-- Provided records start --
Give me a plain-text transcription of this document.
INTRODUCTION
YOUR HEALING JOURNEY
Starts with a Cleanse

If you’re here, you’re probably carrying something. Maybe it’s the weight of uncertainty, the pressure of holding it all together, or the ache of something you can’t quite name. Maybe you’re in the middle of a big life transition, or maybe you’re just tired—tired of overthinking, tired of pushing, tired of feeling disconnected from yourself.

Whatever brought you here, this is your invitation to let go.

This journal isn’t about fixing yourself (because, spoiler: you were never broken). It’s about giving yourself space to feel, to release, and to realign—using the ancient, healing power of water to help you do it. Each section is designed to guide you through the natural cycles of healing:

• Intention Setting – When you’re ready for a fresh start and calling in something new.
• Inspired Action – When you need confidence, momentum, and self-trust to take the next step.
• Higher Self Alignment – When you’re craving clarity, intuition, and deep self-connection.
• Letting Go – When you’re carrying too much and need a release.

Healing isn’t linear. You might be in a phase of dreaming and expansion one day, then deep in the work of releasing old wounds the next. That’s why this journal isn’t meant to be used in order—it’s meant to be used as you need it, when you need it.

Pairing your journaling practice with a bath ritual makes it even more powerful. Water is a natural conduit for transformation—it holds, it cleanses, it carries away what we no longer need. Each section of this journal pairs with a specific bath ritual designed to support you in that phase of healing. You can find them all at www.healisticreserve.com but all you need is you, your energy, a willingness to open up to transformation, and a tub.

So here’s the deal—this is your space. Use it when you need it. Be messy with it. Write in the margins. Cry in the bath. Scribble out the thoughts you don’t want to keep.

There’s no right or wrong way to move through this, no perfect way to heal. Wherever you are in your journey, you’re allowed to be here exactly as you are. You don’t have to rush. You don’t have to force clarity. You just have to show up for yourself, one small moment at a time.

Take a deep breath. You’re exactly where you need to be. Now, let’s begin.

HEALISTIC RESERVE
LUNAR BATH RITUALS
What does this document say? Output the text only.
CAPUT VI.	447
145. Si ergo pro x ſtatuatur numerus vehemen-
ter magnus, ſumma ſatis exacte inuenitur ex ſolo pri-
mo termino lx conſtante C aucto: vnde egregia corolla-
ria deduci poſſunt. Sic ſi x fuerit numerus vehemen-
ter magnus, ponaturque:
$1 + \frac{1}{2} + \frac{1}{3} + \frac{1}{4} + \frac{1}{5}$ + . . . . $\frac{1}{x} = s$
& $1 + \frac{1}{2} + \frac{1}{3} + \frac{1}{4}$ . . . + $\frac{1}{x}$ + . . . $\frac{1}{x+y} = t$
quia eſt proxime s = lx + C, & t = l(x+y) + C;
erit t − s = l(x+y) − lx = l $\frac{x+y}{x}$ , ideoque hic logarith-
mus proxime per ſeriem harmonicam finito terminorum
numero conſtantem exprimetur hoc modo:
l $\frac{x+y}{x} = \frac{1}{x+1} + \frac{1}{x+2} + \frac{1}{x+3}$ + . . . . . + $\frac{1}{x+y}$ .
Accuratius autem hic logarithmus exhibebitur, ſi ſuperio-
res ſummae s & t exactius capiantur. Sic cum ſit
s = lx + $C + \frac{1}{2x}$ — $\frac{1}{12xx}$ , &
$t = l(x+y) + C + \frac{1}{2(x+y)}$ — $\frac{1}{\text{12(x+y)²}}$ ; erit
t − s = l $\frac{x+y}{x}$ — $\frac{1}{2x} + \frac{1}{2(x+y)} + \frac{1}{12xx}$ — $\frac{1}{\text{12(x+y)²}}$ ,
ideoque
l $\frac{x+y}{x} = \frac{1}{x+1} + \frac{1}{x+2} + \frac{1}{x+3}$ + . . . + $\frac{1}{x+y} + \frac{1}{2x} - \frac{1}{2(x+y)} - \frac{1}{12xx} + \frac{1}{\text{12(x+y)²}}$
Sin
-- Provided records end --
▶ [Stated task] Repeat the data above, word for word.

▶ [Solution to this problem]
Give me a plain-text transcription of this document.
INTRODUCTION
YOUR HEALING JOURNEY
Starts with a Cleanse

If you’re here, you’re probably carrying something. Maybe it’s the weight of uncertainty, the pressure of holding it all together, or the ache of something you can’t quite name. Maybe you’re in the middle of a big life transition, or maybe you’re just tired—tired of overthinking, tired of pushing, tired of feeling disconnected from yourself.

Whatever brought you here, this is your invitation to let go.

This journal isn’t about fixing yourself (because, spoiler: you were never broken). It’s about giving yourself space to feel, to release, and to realign—using the ancient, healing power of water to help you do it. Each section is designed to guide you through the natural cycles of healing:

• Intention Setting – When you’re ready for a fresh start and calling in something new.
• Inspired Action – When you need confidence, momentum, and self-trust to take the next step.
• Higher Self Alignment – When you’re craving clarity, intuition, and deep self-connection.
• Letting Go – When you’re carrying too much and need a release.

Healing isn’t linear. You might be in a phase of dreaming and expansion one day, then deep in the work of releasing old wounds the next. That’s why this journal isn’t meant to be used in order—it’s meant to be used as you need it, when you need it.

Pairing your journaling practice with a bath ritual makes it even more powerful. Water is a natural conduit for transformation—it holds, it cleanses, it carries away what we no longer need. Each section of this journal pairs with a specific bath ritual designed to support you in that phase of healing. You can find them all at www.healisticreserve.com but all you need is you, your energy, a willingness to open up to transformation, and a tub.

So here’s the deal—this is your space. Use it when you need it. Be messy with it. Write in the margins. Cry in the bath. Scribble out the thoughts you don’t want to keep.

There’s no right or wrong way to move through this, no perfect way to heal. Wherever you are in your journey, you’re allowed to be here exactly as you are. You don’t have to rush. You don’t have to force clarity. You just have to show up for yourself, one small moment at a time.

Take a deep breath. You’re exactly where you need to be. Now, let’s begin.

HEALISTIC RESERVE
LUNAR BATH RITUALS
What does this document say? Output the text only.
CAPUT VI.	447
145. Si ergo pro x ſtatuatur numerus vehemen-
ter magnus, ſumma ſatis exacte inuenitur ex ſolo pri-
mo termino lx conſtante C aucto: vnde egregia corolla-
ria deduci poſſunt. Sic ſi x fuerit numerus vehemen-
ter magnus, ponaturque:
$1 + \frac{1}{2} + \frac{1}{3} + \frac{1}{4} + \frac{1}{5}$ + . . . . $\frac{1}{x} = s$
& $1 + \frac{1}{2} + \frac{1}{3} + \frac{1}{4}$ . . . + $\frac{1}{x}$ + . . . $\frac{1}{x+y} = t$
quia eſt proxime s = lx + C, & t = l(x+y) + C;
erit t − s = l(x+y) − lx = l $\frac{x+y}{x}$ , ideoque hic logarith-
mus proxime per ſeriem harmonicam finito terminorum
numero conſtantem exprimetur hoc modo:
l $\frac{x+y}{x} = \frac{1}{x+1} + \frac{1}{x+2} + \frac{1}{x+3}$ + . . . . . + $\frac{1}{x+y}$ .
Accuratius autem hic logarithmus exhibebitur, ſi ſuperio-
res ſummae s & t exactius capiantur. Sic cum ſit
s = lx + $C + \frac{1}{2x}$ — $\frac{1}{12xx}$ , &
$t = l(x+y) + C + \frac{1}{2(x+y)}$ — $\frac{1}{\text{12(x+y)²}}$ ; erit
t − s = l $\frac{x+y}{x}$ — $\frac{1}{2x} + \frac{1}{2(x+y)} + \frac{1}{12xx}$ — $\frac{1}{\text{12(x+y)²}}$ ,
ideoque
l $\frac{x+y}{x} = \frac{1}{x+1} + \frac{1}{x+2} + \frac{1}{x+3}$ + . . . + $\frac{1}{x+y} + \frac{1}{2x} - \frac{1}{2(x+y)} - \frac{1}{12xx} + \frac{1}{\text{12(x+y)²}}$
Sin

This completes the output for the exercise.